Written request :: Update the listing lines starting at the one that contains "decline-curve-b-0.9 [81,116,545,413]" and ending at the one that contains "x-tick-label: 4 [126,417,131,426]" by changing every "label-background" to "label-box". Give back only those lines, with nothing else altered.

- - - - - - -

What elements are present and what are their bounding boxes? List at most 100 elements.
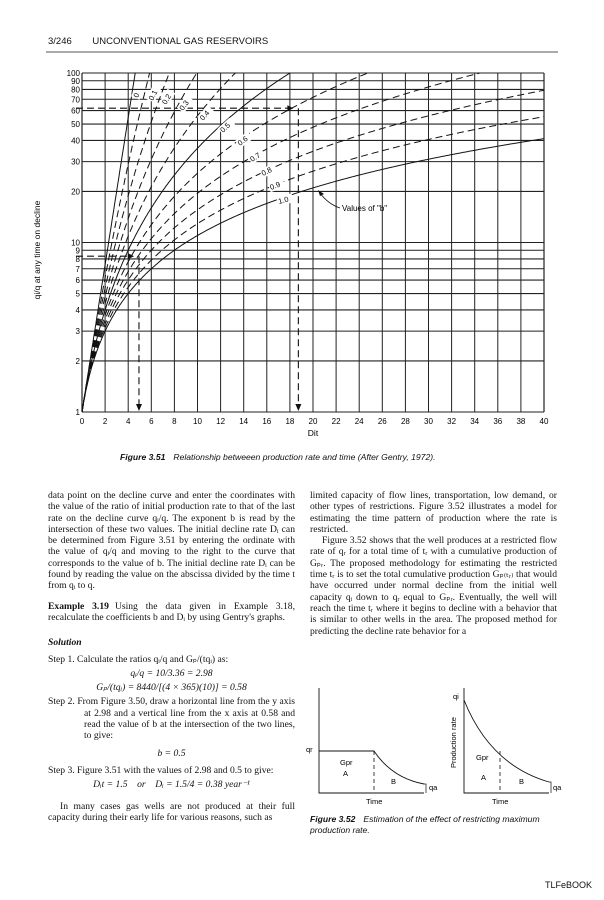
decline-curve-b-0.9 [81,116,545,413]
y-tick-label: 30 [71,158,80,167]
y-axis-label: qi/q at any time on decline [32,200,42,299]
x-tick-label: 22 [332,417,341,426]
left-column: data point on the decline curve and ente… [48,490,295,823]
decline-curve-b-0.5 [81,72,291,413]
decline-curve-b-0.2 [81,72,171,413]
figure-3-52-right-diagram: qi Production rate Gpr A B qa Time [449,688,562,806]
y-tick-label: 3 [76,327,81,336]
chart-guides [76,105,302,411]
label-background [197,105,215,124]
decline-curve-b-0.8 [81,89,545,413]
curve-label-text: 0.8 [260,165,273,178]
restricted-rate-curve [319,750,425,785]
curve-label-b-1.0: 1.0 [276,193,294,207]
x-tick-label: 36 [493,417,502,426]
x-tick-label: 24 [355,417,364,426]
decline-curve-b-0.3 [81,72,198,413]
x-tick-label: 32 [447,417,456,426]
y-tick-label: 80 [71,85,80,94]
b-values-annotation: Values of "b" [342,204,387,213]
equation-2: Gₚ/(tqᵢ) = 8440/[(4 × 365)(10)] = 0.58 [96,682,247,694]
label-background [267,178,286,193]
x-tick-label: 14 [239,417,248,426]
qa-label: qa [553,783,562,792]
time-label: Time [492,797,508,806]
y-tick-label: 9 [76,246,81,255]
x-tick-label: 8 [172,417,177,426]
chart-curves [81,72,545,413]
qa-label: qa [429,783,438,792]
y-tick-label: 8 [76,255,81,264]
example-3-19: Example 3.19 Using the data given in Exam… [48,601,295,624]
label-background [217,117,236,136]
curve-label-b-0: 0 [131,90,142,100]
time-label: Time [366,797,382,806]
label-background [259,163,278,179]
curve-label-text: 0.9 [269,180,282,192]
curve-label-text: 0.1 [147,89,160,102]
x-tick-label: 18 [285,417,294,426]
y-tick-label: 2 [76,357,81,366]
b-label: B [519,777,524,786]
label-background [159,88,176,107]
equation-3: b = 0.5 [157,747,186,759]
y-tick-label: 5 [76,290,81,299]
curve-label-b-0.9: 0.9 [267,178,286,193]
y-tick-label: 4 [76,306,81,315]
chart-labels: 0 2 4 6 8 10 12 14 16 18 20 22 24 26 28 30 32 34 36 38 40123… [67,69,549,426]
label-background [234,131,254,149]
x-tick-label: 4 [126,417,131,426]
figure-3-52-left-diagram: qr Gpr A B qa Time [306,688,438,806]
y-tick-label: 50 [71,120,80,129]
x-tick-label: 20 [309,417,318,426]
qr-label: qr [306,745,313,754]
x-tick-label: 2 [103,417,108,426]
x-tick-label: 34 [470,417,479,426]
running-header: 3/246 UNCONVENTIONAL GAS RESERVOIRS [48,36,286,47]
axes [463,688,549,794]
a-label: A [481,773,486,782]
step-3: Step 3. Figure 3.51 with the values of 2… [48,764,274,776]
axes [318,688,424,794]
gpr-label: Gpr [340,758,353,767]
x-tick-label: 38 [516,417,525,426]
x-axis-label: Dit [308,428,319,438]
production-rate-label: Production rate [449,717,458,768]
caption-number: Figure 3.51 [120,452,166,462]
y-tick-label: 100 [67,69,81,78]
paragraph: limited capacity of flow lines, transpor… [310,490,557,535]
equation-4: Dᵢt = 1.5 or Dᵢ = 1.5/4 = 0.38 year⁻¹ [93,779,250,791]
decline-curve-b-0.7 [81,72,481,413]
step-2: Step 2. From Figure 3.50, draw a horizon… [48,696,295,742]
qa-bracket [549,781,552,793]
curve-label-b-0.8: 0.8 [259,163,278,179]
y-tick-label: 90 [71,77,80,86]
caption-number: Figure 3.52 [310,814,356,824]
equation-1: qᵢ/q = 10/3.36 = 2.98 [130,667,213,679]
label-background [131,90,142,100]
solution-heading: Solution [48,637,82,649]
x-tick-label: 40 [540,417,549,426]
header-rule [46,51,558,53]
paragraph: Figure 3.52 shows that the well produces… [310,535,557,637]
curve-label-text: 0 [131,92,141,99]
figure-3-52-caption: Figure 3.52 Estimation of the effect of r… [310,814,550,836]
label-background [247,148,266,165]
x-tick-label: 12 [216,417,225,426]
arrowhead [127,253,134,260]
x-tick-label: 26 [378,417,387,426]
qi-label: qi [453,692,459,701]
footer-text: TLFeBOOK [544,880,592,890]
a-label: A [343,769,348,778]
caption-text: Relationship betweeen production rate an… [173,452,436,462]
caption-text: Estimation of the effect of restricting … [310,814,540,835]
label-background [146,84,162,103]
label-background [276,193,294,207]
annotation-arrowhead [318,190,324,196]
example-label: Example 3.19 [48,600,109,612]
curve-label-text: 1.0 [277,195,289,206]
y-tick-label: 20 [71,187,80,196]
annotation-arrow [319,192,341,209]
arrowhead [295,404,302,411]
y-tick-label: 7 [76,265,81,274]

- - - - - - -

Exercise answer ::
decline-curve-b-0.9 [81,116,545,413]
y-tick-label: 30 [71,158,80,167]
y-axis-label: qi/q at any time on decline [32,200,42,299]
x-tick-label: 22 [332,417,341,426]
left-column: data point on the decline curve and ente… [48,490,295,823]
decline-curve-b-0.5 [81,72,291,413]
decline-curve-b-0.2 [81,72,171,413]
figure-3-52-right-diagram: qi Production rate Gpr A B qa Time [449,688,562,806]
y-tick-label: 3 [76,327,81,336]
chart-guides [76,105,302,411]
label-box [197,105,215,124]
decline-curve-b-0.8 [81,89,545,413]
curve-label-text: 0.8 [260,165,273,178]
restricted-rate-curve [319,750,425,785]
curve-label-b-1.0: 1.0 [276,193,294,207]
x-tick-label: 36 [493,417,502,426]
x-tick-label: 24 [355,417,364,426]
decline-curve-b-0.3 [81,72,198,413]
x-tick-label: 32 [447,417,456,426]
y-tick-label: 80 [71,85,80,94]
b-values-annotation: Values of "b" [342,204,387,213]
equation-2: Gₚ/(tqᵢ) = 8440/[(4 × 365)(10)] = 0.58 [96,682,247,694]
label-box [267,178,286,193]
x-tick-label: 14 [239,417,248,426]
qa-label: qa [553,783,562,792]
time-label: Time [492,797,508,806]
y-tick-label: 9 [76,246,81,255]
x-tick-label: 8 [172,417,177,426]
chart-curves [81,72,545,413]
qa-label: qa [429,783,438,792]
y-tick-label: 8 [76,255,81,264]
example-3-19: Example 3.19 Using the data given in Exam… [48,601,295,624]
label-box [217,117,236,136]
curve-label-b-0: 0 [131,90,142,100]
time-label: Time [366,797,382,806]
label-box [259,163,278,179]
curve-label-text: 0.9 [269,180,282,192]
curve-label-text: 0.1 [147,89,160,102]
x-tick-label: 18 [285,417,294,426]
y-tick-label: 2 [76,357,81,366]
b-label: B [519,777,524,786]
label-box [159,88,176,107]
equation-3: b = 0.5 [157,747,186,759]
y-tick-label: 5 [76,290,81,299]
curve-label-b-0.9: 0.9 [267,178,286,193]
y-tick-label: 4 [76,306,81,315]
chart-labels: 0 2 4 6 8 10 12 14 16 18 20 22 24 26 28 30 32 34 36 38 40123… [67,69,549,426]
label-box [234,131,254,149]
x-tick-label: 4 [126,417,131,426]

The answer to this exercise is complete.